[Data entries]
#####

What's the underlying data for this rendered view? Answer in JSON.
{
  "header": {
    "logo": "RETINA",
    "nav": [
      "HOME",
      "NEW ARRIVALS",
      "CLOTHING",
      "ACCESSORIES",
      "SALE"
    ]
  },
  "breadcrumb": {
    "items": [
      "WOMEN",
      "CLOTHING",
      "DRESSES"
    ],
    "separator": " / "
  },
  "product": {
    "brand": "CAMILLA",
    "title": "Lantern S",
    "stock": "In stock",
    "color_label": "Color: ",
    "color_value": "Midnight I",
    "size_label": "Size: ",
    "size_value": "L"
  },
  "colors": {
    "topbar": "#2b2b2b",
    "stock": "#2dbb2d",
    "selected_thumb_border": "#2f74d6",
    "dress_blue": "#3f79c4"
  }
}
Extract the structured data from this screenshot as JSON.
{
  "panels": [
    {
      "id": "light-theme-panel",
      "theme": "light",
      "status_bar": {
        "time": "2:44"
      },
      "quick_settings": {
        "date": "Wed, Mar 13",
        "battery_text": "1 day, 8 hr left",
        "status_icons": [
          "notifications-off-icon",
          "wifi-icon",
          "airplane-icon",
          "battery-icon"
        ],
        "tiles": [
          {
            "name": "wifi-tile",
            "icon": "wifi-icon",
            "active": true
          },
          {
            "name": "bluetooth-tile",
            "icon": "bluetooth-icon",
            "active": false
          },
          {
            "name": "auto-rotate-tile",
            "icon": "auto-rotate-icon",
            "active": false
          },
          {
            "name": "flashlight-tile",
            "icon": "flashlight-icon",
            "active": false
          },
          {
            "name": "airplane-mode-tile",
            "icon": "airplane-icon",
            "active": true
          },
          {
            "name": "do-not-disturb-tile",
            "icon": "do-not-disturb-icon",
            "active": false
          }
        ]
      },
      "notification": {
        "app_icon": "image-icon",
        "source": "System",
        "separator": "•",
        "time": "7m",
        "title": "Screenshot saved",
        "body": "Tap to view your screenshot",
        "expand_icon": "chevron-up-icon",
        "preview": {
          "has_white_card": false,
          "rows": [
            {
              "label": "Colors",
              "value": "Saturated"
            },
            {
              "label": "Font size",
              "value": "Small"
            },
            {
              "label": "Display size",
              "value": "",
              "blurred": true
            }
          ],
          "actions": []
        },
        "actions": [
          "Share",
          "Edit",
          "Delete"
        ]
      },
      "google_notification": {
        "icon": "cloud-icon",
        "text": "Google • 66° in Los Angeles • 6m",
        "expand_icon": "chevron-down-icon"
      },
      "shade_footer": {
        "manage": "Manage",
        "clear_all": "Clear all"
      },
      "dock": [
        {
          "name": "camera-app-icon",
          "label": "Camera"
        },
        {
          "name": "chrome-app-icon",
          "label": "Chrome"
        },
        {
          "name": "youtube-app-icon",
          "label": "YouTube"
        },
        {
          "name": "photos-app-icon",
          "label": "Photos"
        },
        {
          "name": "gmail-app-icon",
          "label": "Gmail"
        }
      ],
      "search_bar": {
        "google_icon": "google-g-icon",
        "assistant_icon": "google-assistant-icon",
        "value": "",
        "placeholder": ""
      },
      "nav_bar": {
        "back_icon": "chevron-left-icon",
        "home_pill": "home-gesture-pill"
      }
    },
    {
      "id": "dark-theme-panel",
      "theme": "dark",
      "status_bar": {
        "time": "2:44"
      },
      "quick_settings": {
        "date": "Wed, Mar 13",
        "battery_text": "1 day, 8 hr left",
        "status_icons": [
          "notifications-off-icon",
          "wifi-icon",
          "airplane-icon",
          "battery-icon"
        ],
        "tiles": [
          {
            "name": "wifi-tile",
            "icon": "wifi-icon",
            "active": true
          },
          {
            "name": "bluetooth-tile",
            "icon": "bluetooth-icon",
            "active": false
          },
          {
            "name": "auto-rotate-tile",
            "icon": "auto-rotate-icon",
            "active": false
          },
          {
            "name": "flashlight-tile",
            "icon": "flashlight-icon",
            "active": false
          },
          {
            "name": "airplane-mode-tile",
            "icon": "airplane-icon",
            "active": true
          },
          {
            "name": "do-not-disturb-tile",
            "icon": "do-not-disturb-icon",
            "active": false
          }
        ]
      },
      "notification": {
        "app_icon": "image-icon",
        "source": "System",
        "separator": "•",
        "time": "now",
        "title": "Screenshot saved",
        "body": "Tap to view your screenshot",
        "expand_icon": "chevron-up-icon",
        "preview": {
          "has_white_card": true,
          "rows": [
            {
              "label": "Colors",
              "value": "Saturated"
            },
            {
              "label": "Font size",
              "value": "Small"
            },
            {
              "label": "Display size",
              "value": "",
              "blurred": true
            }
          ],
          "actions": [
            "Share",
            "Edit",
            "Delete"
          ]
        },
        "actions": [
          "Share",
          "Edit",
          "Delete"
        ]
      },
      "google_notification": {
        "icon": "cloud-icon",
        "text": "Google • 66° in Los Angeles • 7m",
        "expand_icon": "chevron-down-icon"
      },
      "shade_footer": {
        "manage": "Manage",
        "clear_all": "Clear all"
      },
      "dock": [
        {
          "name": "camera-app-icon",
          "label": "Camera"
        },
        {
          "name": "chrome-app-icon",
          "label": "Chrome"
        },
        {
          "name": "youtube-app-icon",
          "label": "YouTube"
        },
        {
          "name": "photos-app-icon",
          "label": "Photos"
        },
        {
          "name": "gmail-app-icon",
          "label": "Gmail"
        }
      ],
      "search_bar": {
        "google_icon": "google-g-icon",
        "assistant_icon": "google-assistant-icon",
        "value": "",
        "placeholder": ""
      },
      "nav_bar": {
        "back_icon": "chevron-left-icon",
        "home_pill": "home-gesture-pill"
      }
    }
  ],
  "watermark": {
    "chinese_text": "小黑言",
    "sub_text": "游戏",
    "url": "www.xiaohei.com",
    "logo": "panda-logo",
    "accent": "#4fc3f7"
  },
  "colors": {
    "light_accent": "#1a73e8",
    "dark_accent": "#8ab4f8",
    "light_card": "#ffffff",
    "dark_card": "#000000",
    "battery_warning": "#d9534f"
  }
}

#####

Problem to work on
Write out the data again, exactly and in full.

Solution to this task
What's the underlying data for this rendered view? Answer in JSON.
{
  "header": {
    "logo": "RETINA",
    "nav": [
      "HOME",
      "NEW ARRIVALS",
      "CLOTHING",
      "ACCESSORIES",
      "SALE"
    ]
  },
  "breadcrumb": {
    "items": [
      "WOMEN",
      "CLOTHING",
      "DRESSES"
    ],
    "separator": " / "
  },
  "product": {
    "brand": "CAMILLA",
    "title": "Lantern S",
    "stock": "In stock",
    "color_label": "Color: ",
    "color_value": "Midnight I",
    "size_label": "Size: ",
    "size_value": "L"
  },
  "colors": {
    "topbar": "#2b2b2b",
    "stock": "#2dbb2d",
    "selected_thumb_border": "#2f74d6",
    "dress_blue": "#3f79c4"
  }
}
Extract the structured data from this screenshot as JSON.
{
  "panels": [
    {
      "id": "light-theme-panel",
      "theme": "light",
      "status_bar": {
        "time": "2:44"
      },
      "quick_settings": {
        "date": "Wed, Mar 13",
        "battery_text": "1 day, 8 hr left",
        "status_icons": [
          "notifications-off-icon",
          "wifi-icon",
          "airplane-icon",
          "battery-icon"
        ],
        "tiles": [
          {
            "name": "wifi-tile",
            "icon": "wifi-icon",
            "active": true
          },
          {
            "name": "bluetooth-tile",
            "icon": "bluetooth-icon",
            "active": false
          },
          {
            "name": "auto-rotate-tile",
            "icon": "auto-rotate-icon",
            "active": false
          },
          {
            "name": "flashlight-tile",
            "icon": "flashlight-icon",
            "active": false
          },
          {
            "name": "airplane-mode-tile",
            "icon": "airplane-icon",
            "active": true
          },
          {
            "name": "do-not-disturb-tile",
            "icon": "do-not-disturb-icon",
            "active": false
          }
        ]
      },
      "notification": {
        "app_icon": "image-icon",
        "source": "System",
        "separator": "•",
        "time": "7m",
        "title": "Screenshot saved",
        "body": "Tap to view your screenshot",
        "expand_icon": "chevron-up-icon",
        "preview": {
          "has_white_card": false,
          "rows": [
            {
              "label": "Colors",
              "value": "Saturated"
            },
            {
              "label": "Font size",
              "value": "Small"
            },
            {
              "label": "Display size",
              "value": "",
              "blurred": true
            }
          ],
          "actions": []
        },
        "actions": [
          "Share",
          "Edit",
          "Delete"
        ]
      },
      "google_notification": {
        "icon": "cloud-icon",
        "text": "Google • 66° in Los Angeles • 6m",
        "expand_icon": "chevron-down-icon"
      },
      "shade_footer": {
        "manage": "Manage",
        "clear_all": "Clear all"
      },
      "dock": [
        {
          "name": "camera-app-icon",
          "label": "Camera"
        },
        {
          "name": "chrome-app-icon",
          "label": "Chrome"
        },
        {
          "name": "youtube-app-icon",
          "label": "YouTube"
        },
        {
          "name": "photos-app-icon",
          "label": "Photos"
        },
        {
          "name": "gmail-app-icon",
          "label": "Gmail"
        }
      ],
      "search_bar": {
        "google_icon": "google-g-icon",
        "assistant_icon": "google-assistant-icon",
        "value": "",
        "placeholder": ""
      },
      "nav_bar": {
        "back_icon": "chevron-left-icon",
        "home_pill": "home-gesture-pill"
      }
    },
    {
      "id": "dark-theme-panel",
      "theme": "dark",
      "status_bar": {
        "time": "2:44"
      },
      "quick_settings": {
        "date": "Wed, Mar 13",
        "battery_text": "1 day, 8 hr left",
        "status_icons": [
          "notifications-off-icon",
          "wifi-icon",
          "airplane-icon",
          "battery-icon"
        ],
        "tiles": [
          {
            "name": "wifi-tile",
            "icon": "wifi-icon",
            "active": true
          },
          {
            "name": "bluetooth-tile",
            "icon": "bluetooth-icon",
            "active": false
          },
          {
            "name": "auto-rotate-tile",
            "icon": "auto-rotate-icon",
            "active": false
          },
          {
            "name": "flashlight-tile",
            "icon": "flashlight-icon",
            "active": false
          },
          {
            "name": "airplane-mode-tile",
            "icon": "airplane-icon",
            "active": true
          },
          {
            "name": "do-not-disturb-tile",
            "icon": "do-not-disturb-icon",
            "active": false
          }
        ]
      },
      "notification": {
        "app_icon": "image-icon",
        "source": "System",
        "separator": "•",
        "time": "now",
        "title": "Screenshot saved",
        "body": "Tap to view your screenshot",
        "expand_icon": "chevron-up-icon",
        "preview": {
          "has_white_card": true,
          "rows": [
            {
              "label": "Colors",
              "value": "Saturated"
            },
            {
              "label": "Font size",
              "value": "Small"
            },
            {
              "label": "Display size",
              "value": "",
              "blurred": true
            }
          ],
          "actions": [
            "Share",
            "Edit",
            "Delete"
          ]
        },
        "actions": [
          "Share",
          "Edit",
          "Delete"
        ]
      },
      "google_notification": {
        "icon": "cloud-icon",
        "text": "Google • 66° in Los Angeles • 7m",
        "expand_icon": "chevron-down-icon"
      },
      "shade_footer": {
        "manage": "Manage",
        "clear_all": "Clear all"
      },
      "dock": [
        {
          "name": "camera-app-icon",
          "label": "Camera"
        },
        {
          "name": "chrome-app-icon",
          "label": "Chrome"
        },
        {
          "name": "youtube-app-icon",
          "label": "YouTube"
        },
        {
          "name": "photos-app-icon",
          "label": "Photos"
        },
        {
          "name": "gmail-app-icon",
          "label": "Gmail"
        }
      ],
      "search_bar": {
        "google_icon": "google-g-icon",
        "assistant_icon": "google-assistant-icon",
        "value": "",
        "placeholder": ""
      },
      "nav_bar": {
        "back_icon": "chevron-left-icon",
        "home_pill": "home-gesture-pill"
      }
    }
  ],
  "watermark": {
    "chinese_text": "小黑言",
    "sub_text": "游戏",
    "url": "www.xiaohei.com",
    "logo": "panda-logo",
    "accent": "#4fc3f7"
  },
  "colors": {
    "light_accent": "#1a73e8",
    "dark_accent": "#8ab4f8",
    "light_card": "#ffffff",
    "dark_card": "#000000",
    "battery_warning": "#d9534f"
  }
}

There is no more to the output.